Lines of data
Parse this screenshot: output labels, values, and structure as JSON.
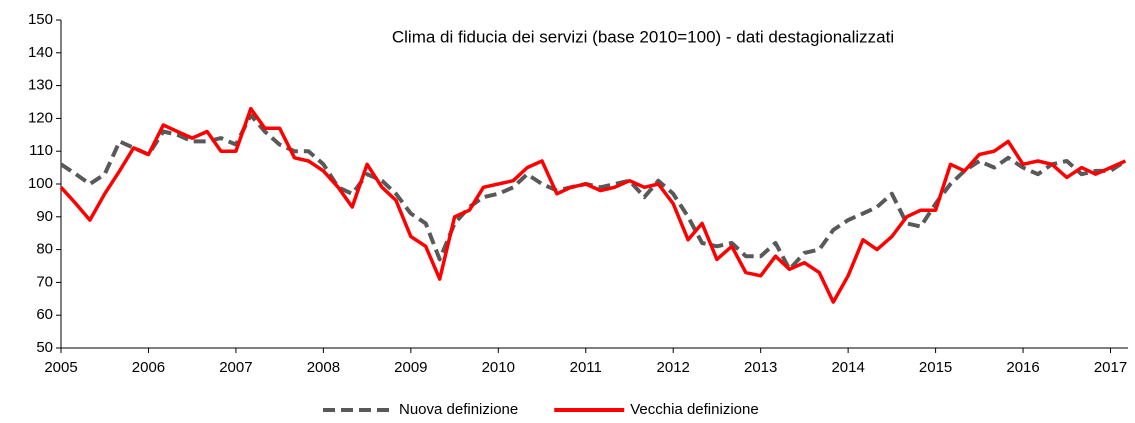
{
  "chart_data": {
    "type": "line",
    "title": "Clima di fiducia dei servizi (base 2010=100) - dati destagionalizzati",
    "x": [
      2005,
      2005.17,
      2005.33,
      2005.5,
      2005.67,
      2005.83,
      2006,
      2006.17,
      2006.33,
      2006.5,
      2006.67,
      2006.83,
      2007,
      2007.17,
      2007.33,
      2007.5,
      2007.67,
      2007.83,
      2008,
      2008.17,
      2008.33,
      2008.5,
      2008.67,
      2008.83,
      2009,
      2009.17,
      2009.33,
      2009.5,
      2009.67,
      2009.83,
      2010,
      2010.17,
      2010.33,
      2010.5,
      2010.67,
      2010.83,
      2011,
      2011.17,
      2011.33,
      2011.5,
      2011.67,
      2011.83,
      2012,
      2012.17,
      2012.33,
      2012.5,
      2012.67,
      2012.83,
      2013,
      2013.17,
      2013.33,
      2013.5,
      2013.67,
      2013.83,
      2014,
      2014.17,
      2014.33,
      2014.5,
      2014.67,
      2014.83,
      2015,
      2015.17,
      2015.33,
      2015.5,
      2015.67,
      2015.83,
      2016,
      2016.17,
      2016.33,
      2016.5,
      2016.67,
      2016.83,
      2017,
      2017.17
    ],
    "series": [
      {
        "name": "Nuova definizione",
        "color": "#595959",
        "dashed": true,
        "values": [
          106,
          103,
          100,
          103,
          113,
          111,
          109,
          116,
          115,
          113,
          113,
          114,
          112,
          121,
          116,
          112,
          110,
          110,
          106,
          99,
          97,
          103,
          101,
          97,
          91,
          88,
          77,
          88,
          93,
          96,
          97,
          99,
          103,
          100,
          98,
          99,
          100,
          99,
          100,
          101,
          96,
          101,
          97,
          90,
          82,
          81,
          82,
          78,
          78,
          82,
          74,
          79,
          80,
          86,
          89,
          91,
          93,
          97,
          88,
          87,
          94,
          100,
          104,
          107,
          105,
          108,
          105,
          103,
          106,
          107,
          103,
          104,
          104,
          107
        ]
      },
      {
        "name": "Vecchia definizione",
        "color": "#ff0000",
        "dashed": false,
        "values": [
          99,
          94,
          89,
          97,
          104,
          111,
          109,
          118,
          116,
          114,
          116,
          110,
          110,
          123,
          117,
          117,
          108,
          107,
          104,
          99,
          93,
          106,
          99,
          95,
          84,
          81,
          71,
          90,
          92,
          99,
          100,
          101,
          105,
          107,
          97,
          99,
          100,
          98,
          99,
          101,
          99,
          100,
          94,
          83,
          88,
          77,
          81,
          73,
          72,
          78,
          74,
          76,
          73,
          64,
          72,
          83,
          80,
          84,
          90,
          92,
          92,
          106,
          104,
          109,
          110,
          113,
          106,
          107,
          106,
          102,
          105,
          103,
          105,
          107
        ]
      }
    ],
    "xlim": [
      2005,
      2017.2
    ],
    "xticks": [
      2005,
      2006,
      2007,
      2008,
      2009,
      2010,
      2011,
      2012,
      2013,
      2014,
      2015,
      2016,
      2017
    ],
    "ylim": [
      50,
      150
    ],
    "yticks": [
      50,
      60,
      70,
      80,
      90,
      100,
      110,
      120,
      130,
      140,
      150
    ],
    "legend": "bottom"
  }
}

Objective
In the material above, find the lines that contain "definizione" and show them.

The solution
        "name": "Nuova definizione",
        "name": "Vecchia definizione",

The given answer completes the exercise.